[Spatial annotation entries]
**********
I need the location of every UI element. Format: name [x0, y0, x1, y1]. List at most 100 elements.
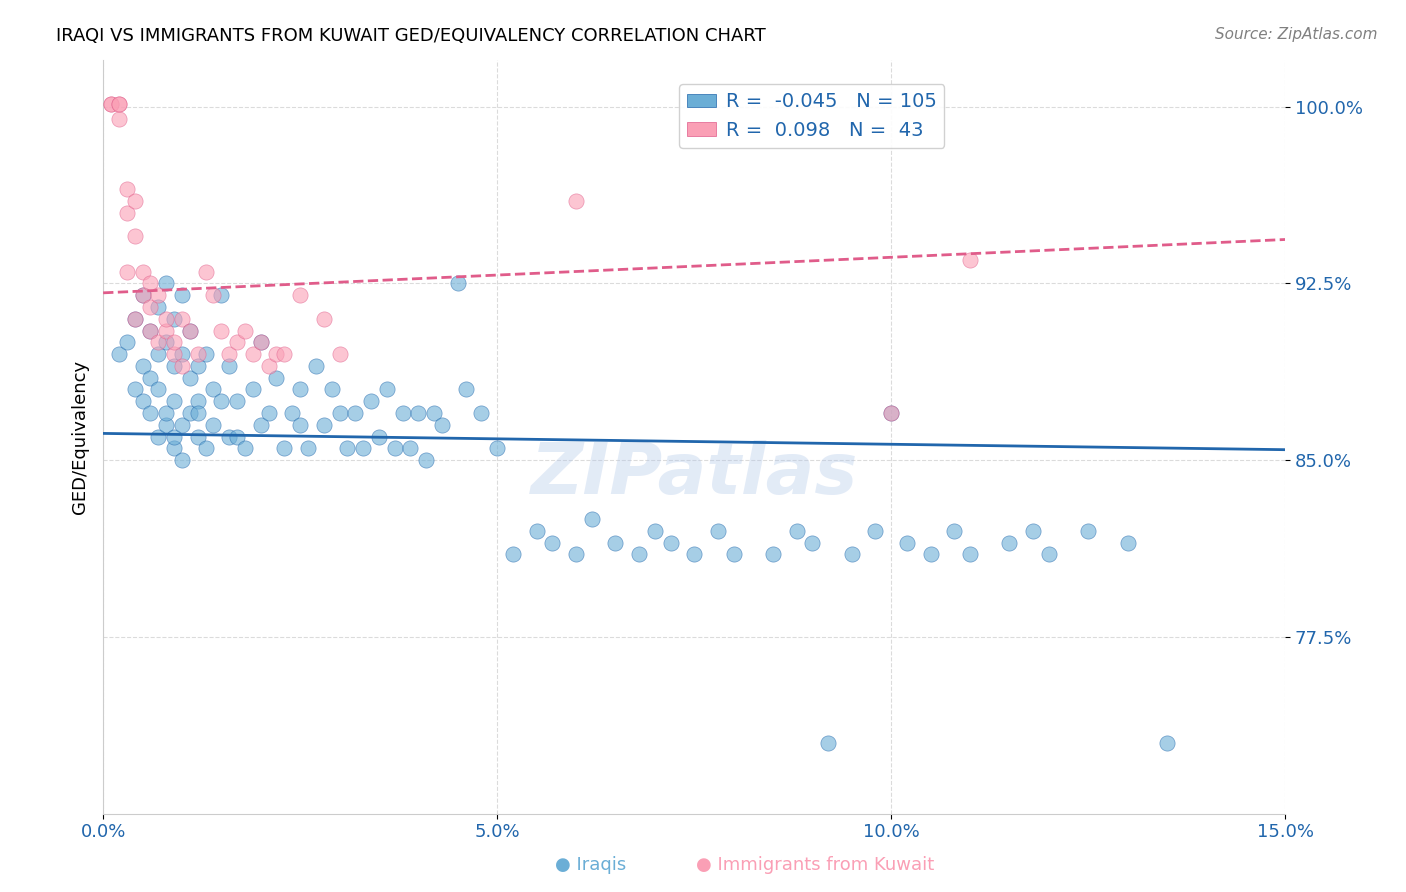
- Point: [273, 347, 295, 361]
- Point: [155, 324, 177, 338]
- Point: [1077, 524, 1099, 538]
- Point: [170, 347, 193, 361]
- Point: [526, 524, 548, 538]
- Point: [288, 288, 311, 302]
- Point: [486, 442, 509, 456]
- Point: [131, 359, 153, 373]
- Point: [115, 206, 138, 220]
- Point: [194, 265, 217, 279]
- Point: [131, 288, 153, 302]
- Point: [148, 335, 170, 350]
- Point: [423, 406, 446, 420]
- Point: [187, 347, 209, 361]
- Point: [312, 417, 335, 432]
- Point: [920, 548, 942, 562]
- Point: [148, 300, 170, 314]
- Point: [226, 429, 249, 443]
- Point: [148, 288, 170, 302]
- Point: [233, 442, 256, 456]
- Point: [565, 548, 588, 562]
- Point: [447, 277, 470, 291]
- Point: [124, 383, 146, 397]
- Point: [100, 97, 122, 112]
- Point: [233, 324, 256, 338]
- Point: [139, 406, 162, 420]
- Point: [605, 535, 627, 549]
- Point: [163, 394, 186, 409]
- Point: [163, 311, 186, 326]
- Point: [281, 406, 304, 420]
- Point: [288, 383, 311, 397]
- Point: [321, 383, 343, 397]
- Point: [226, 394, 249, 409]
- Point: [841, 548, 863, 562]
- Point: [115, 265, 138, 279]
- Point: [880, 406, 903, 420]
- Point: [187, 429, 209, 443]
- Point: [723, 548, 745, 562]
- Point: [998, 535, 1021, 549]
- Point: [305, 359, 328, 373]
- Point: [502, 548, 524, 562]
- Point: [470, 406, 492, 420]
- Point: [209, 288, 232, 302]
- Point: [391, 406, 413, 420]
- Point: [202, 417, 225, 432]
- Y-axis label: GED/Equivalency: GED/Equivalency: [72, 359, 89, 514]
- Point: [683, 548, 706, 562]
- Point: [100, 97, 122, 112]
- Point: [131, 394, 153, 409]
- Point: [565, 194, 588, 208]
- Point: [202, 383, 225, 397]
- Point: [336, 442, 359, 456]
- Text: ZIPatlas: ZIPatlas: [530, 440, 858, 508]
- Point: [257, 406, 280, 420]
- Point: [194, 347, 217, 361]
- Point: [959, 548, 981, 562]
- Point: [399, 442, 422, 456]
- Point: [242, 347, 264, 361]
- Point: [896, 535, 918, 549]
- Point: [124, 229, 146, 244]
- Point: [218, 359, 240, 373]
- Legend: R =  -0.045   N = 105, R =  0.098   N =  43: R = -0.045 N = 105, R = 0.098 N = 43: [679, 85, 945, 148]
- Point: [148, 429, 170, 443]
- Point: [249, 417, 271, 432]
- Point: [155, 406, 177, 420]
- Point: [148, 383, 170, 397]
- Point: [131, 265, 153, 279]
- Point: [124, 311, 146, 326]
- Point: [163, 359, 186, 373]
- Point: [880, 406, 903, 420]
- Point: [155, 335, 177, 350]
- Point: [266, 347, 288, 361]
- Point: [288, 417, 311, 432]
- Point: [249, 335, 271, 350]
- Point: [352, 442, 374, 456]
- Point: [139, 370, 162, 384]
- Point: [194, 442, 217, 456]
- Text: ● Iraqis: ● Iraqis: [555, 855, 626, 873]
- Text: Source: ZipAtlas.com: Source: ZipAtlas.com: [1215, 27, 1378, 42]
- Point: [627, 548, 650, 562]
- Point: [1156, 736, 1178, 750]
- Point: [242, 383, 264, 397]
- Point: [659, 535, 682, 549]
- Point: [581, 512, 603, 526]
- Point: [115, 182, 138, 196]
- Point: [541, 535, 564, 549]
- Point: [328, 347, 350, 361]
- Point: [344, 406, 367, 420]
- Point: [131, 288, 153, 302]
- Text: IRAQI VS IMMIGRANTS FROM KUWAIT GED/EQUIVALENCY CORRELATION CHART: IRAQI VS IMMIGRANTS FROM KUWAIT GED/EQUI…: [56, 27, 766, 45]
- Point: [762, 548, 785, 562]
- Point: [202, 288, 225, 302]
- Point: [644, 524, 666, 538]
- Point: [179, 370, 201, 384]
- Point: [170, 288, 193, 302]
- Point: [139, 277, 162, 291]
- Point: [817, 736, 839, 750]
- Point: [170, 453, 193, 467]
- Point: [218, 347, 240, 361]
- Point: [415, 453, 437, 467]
**********
• **Do this**
Arrange every line of the records above as a JSON list of strings, one string per line, with blank lines skipped. Leave the picture placeholders out of the list.

• **Exercise solution**
[
  "I need the location of every UI element. Format: name [x0, y0, x1, y1]. List at most 100 elements.",
  "- Point: [273, 347, 295, 361]",
  "- Point: [155, 324, 177, 338]",
  "- Point: [1077, 524, 1099, 538]",
  "- Point: [170, 347, 193, 361]",
  "- Point: [526, 524, 548, 538]",
  "- Point: [288, 288, 311, 302]",
  "- Point: [486, 442, 509, 456]",
  "- Point: [131, 359, 153, 373]",
  "- Point: [115, 206, 138, 220]",
  "- Point: [194, 265, 217, 279]",
  "- Point: [131, 288, 153, 302]",
  "- Point: [148, 335, 170, 350]",
  "- Point: [423, 406, 446, 420]",
  "- Point: [187, 347, 209, 361]",
  "- Point: [312, 417, 335, 432]",
  "- Point: [920, 548, 942, 562]",
  "- Point: [148, 300, 170, 314]",
  "- Point: [226, 429, 249, 443]",
  "- Point: [148, 288, 170, 302]",
  "- Point: [233, 442, 256, 456]",
  "- Point: [565, 548, 588, 562]",
  "- Point: [447, 277, 470, 291]",
  "- Point: [124, 383, 146, 397]",
  "- Point: [100, 97, 122, 112]",
  "- Point: [233, 324, 256, 338]",
  "- Point: [139, 406, 162, 420]",
  "- Point: [605, 535, 627, 549]",
  "- Point: [163, 394, 186, 409]",
  "- Point: [163, 311, 186, 326]",
  "- Point: [281, 406, 304, 420]",
  "- Point: [288, 383, 311, 397]",
  "- Point: [321, 383, 343, 397]",
  "- Point: [226, 394, 249, 409]",
  "- Point: [841, 548, 863, 562]",
  "- Point: [115, 265, 138, 279]",
  "- Point: [880, 406, 903, 420]",
  "- Point: [187, 429, 209, 443]",
  "- Point: [723, 548, 745, 562]",
  "- Point: [998, 535, 1021, 549]",
  "- Point: [305, 359, 328, 373]",
  "- Point: [502, 548, 524, 562]",
  "- Point: [470, 406, 492, 420]",
  "- Point: [209, 288, 232, 302]",
  "- Point: [391, 406, 413, 420]",
  "- Point: [202, 417, 225, 432]",
  "- Y-axis label: GED/Equivalency: GED/Equivalency: [72, 359, 89, 514]",
  "- Point: [683, 548, 706, 562]",
  "- Point: [100, 97, 122, 112]",
  "- Point: [131, 394, 153, 409]",
  "- Point: [565, 194, 588, 208]",
  "- Point: [202, 383, 225, 397]",
  "- Point: [336, 442, 359, 456]",
  "- Text: ZIPatlas: ZIPatlas: [530, 440, 858, 508]",
  "- Point: [257, 406, 280, 420]",
  "- Point: [194, 347, 217, 361]",
  "- Point: [959, 548, 981, 562]",
  "- Point: [399, 442, 422, 456]",
  "- Point: [242, 347, 264, 361]",
  "- Point: [896, 535, 918, 549]",
  "- Point: [124, 229, 146, 244]",
  "- Point: [218, 359, 240, 373]",
  "- Legend: R =  -0.045   N = 105, R =  0.098   N =  43: R = -0.045 N = 105, R = 0.098 N = 43: [679, 85, 945, 148]",
  "- Point: [148, 429, 170, 443]",
  "- Point: [249, 417, 271, 432]",
  "- Point: [155, 406, 177, 420]",
  "- Point: [148, 383, 170, 397]",
  "- Point: [131, 265, 153, 279]",
  "- Point: [124, 311, 146, 326]",
  "- Point: [163, 359, 186, 373]",
  "- Point: [880, 406, 903, 420]",
  "- Point: [155, 335, 177, 350]",
  "- Point: [266, 347, 288, 361]",
  "- Point: [288, 417, 311, 432]",
  "- Point: [249, 335, 271, 350]",
  "- Point: [352, 442, 374, 456]",
  "- Point: [139, 370, 162, 384]",
  "- Point: [194, 442, 217, 456]",
  "- Text: ● Iraqis: ● Iraqis: [555, 855, 626, 873]",
  "- Text: Source: ZipAtlas.com: Source: ZipAtlas.com: [1215, 27, 1378, 42]",
  "- Point: [627, 548, 650, 562]",
  "- Point: [1156, 736, 1178, 750]",
  "- Point: [242, 383, 264, 397]",
  "- Point: [659, 535, 682, 549]",
  "- Point: [581, 512, 603, 526]",
  "- Point: [115, 182, 138, 196]",
  "- Point: [541, 535, 564, 549]",
  "- Point: [328, 347, 350, 361]",
  "- Point: [344, 406, 367, 420]",
  "- Point: [131, 288, 153, 302]",
  "- Text: IRAQI VS IMMIGRANTS FROM KUWAIT GED/EQUIVALENCY CORRELATION CHART: IRAQI VS IMMIGRANTS FROM KUWAIT GED/EQUI…: [56, 27, 766, 45]",
  "- Point: [762, 548, 785, 562]",
  "- Point: [202, 288, 225, 302]",
  "- Point: [644, 524, 666, 538]",
  "- Point: [179, 370, 201, 384]",
  "- Point: [170, 288, 193, 302]",
  "- Point: [139, 277, 162, 291]",
  "- Point: [817, 736, 839, 750]",
  "- Point: [170, 453, 193, 467]",
  "- Point: [218, 347, 240, 361]",
  "- Point: [415, 453, 437, 467]"
]